◆ **STATED GOAL 1**
Summarize the excerpt on temperature studies in 3D printing below in exactly two sentences.
◆ **STATED GOAL 2**
Answer these questions using the excerpt on temperature studies in 3D printing below.
(a) What did Peng et al. find happens when the print speed is raised?
(b) What method did Cattenone et al. use to predict the distortion of 3D-printed parts?
(c) According to Costa et al., what highly affects the temperature profile of filaments?

◆ **DOCUMENT EXCERPT**
--- START ---

After a decade, and by the expiration of the Stratasys FDMTM [64] in 2010, many works on 3D printing have progressively been raised. The main reason relies on the emersion of open-source 3D printers and, thus, the possibility of working on different aspects of optimization purposes. Peng et al. [65] used a temperature sensor to study the temperature variation during the extrusion process. They found that, by raising the print speed, there is a deviation from the isothermal flow. Considering the experimental validation that they implemented for their approach, the extrusion process during the filament deposition acts as a non-isothermal process. Therefore, temperature variation plays an important role and should be controlled for optimization purposes.
Similarly, another work considered an experimental set-up to investigate the relationship between the input filament speed and feeding force at different liquefier temperatures [66]. They found that the liquefier temperature acts as a limitation criterion. In addition, Vaes et al. [67] applied an IR sensor to investigate the temperature variation parallel to the filament deposition. Cattenone et al. [68] predicted the distortion of 3D-printed parts using a finite element analysis. By implementing an experimental validation to the obtained results, the authors show that the mechanical properties of 3D-printed parts are highly affected by the local temperature distribution.
In addition, Seppala and Migler [69] used an IR camera to study the temperature distribution around the active printing area. In another similar work, D’Amico and Peterson [70] applied a finite element analysis to simulate the heat transfer during the FFF process. In both works, using an IR camera, they contributed a temperature profile of the external surface of the printed objects. Thus, the simulations were validated based on the mentioned results.
More recently, Costa et al. developed a heat transfer model that included the transient heat conduction between the filament and/or the built platform [57,71]. They found that the temperature profile of filaments is highly affected by the physical contact between the filaments. Accordingly, they considered the involved parameters during their experimental validation. However, the results obtained by implementing an IR camera show that the contacts between filaments play a crucial role and should be considered in heat transfer investigations.

--- END ---

◆ **DATASET EXCERPT**
--- START ---

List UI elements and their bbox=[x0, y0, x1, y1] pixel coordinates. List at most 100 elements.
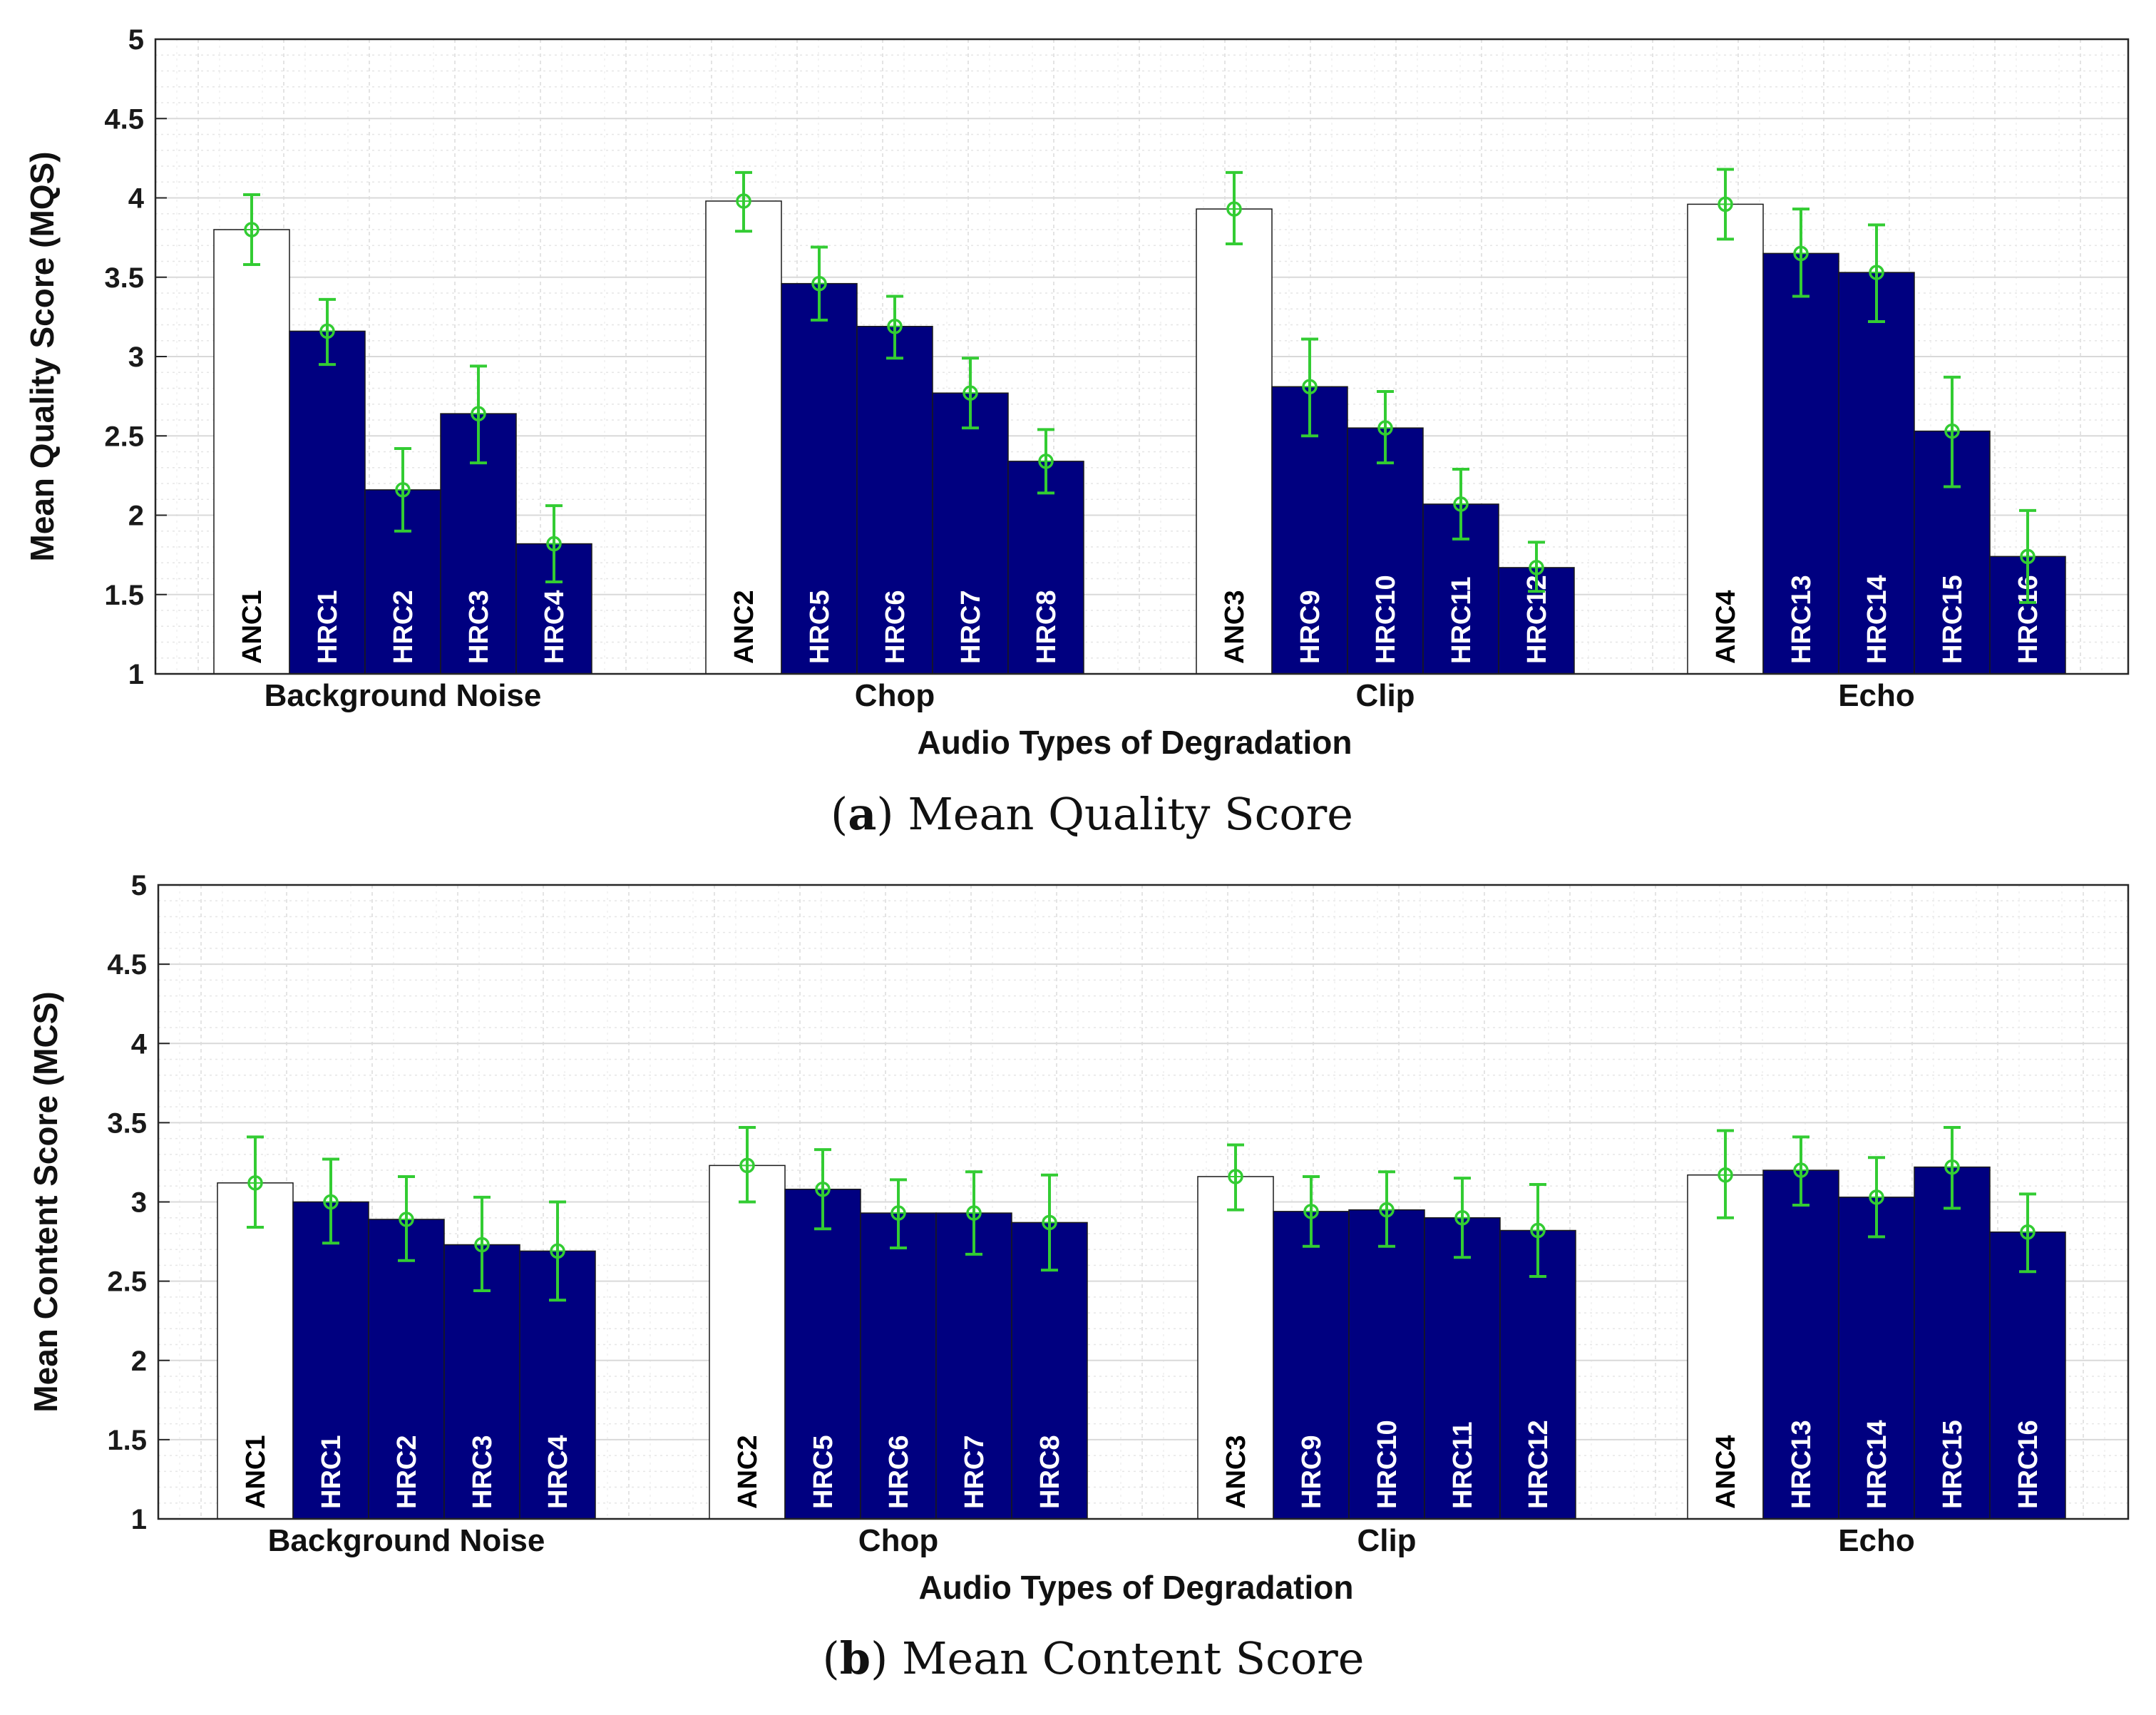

--- END ---

◆ **EXERCISE OUTPUT 1**
After the Stratasys FDM expired in 2010, work on 3D printing grew, mainly because open-source 3D printers emerged and made optimization research possible. Studies using temperature sensors, IR sensors and cameras, and finite element analysis found that temperature variation during extrusion should be controlled, that local temperature distribution strongly affects the mechanical properties of printed parts, and that contacts between filaments should be considered in heat transfer investigations.

◆ **EXERCISE OUTPUT 2**
(a) There is a deviation from the isothermal flow.
(b) A finite element analysis.
(c) The physical contact between the filaments.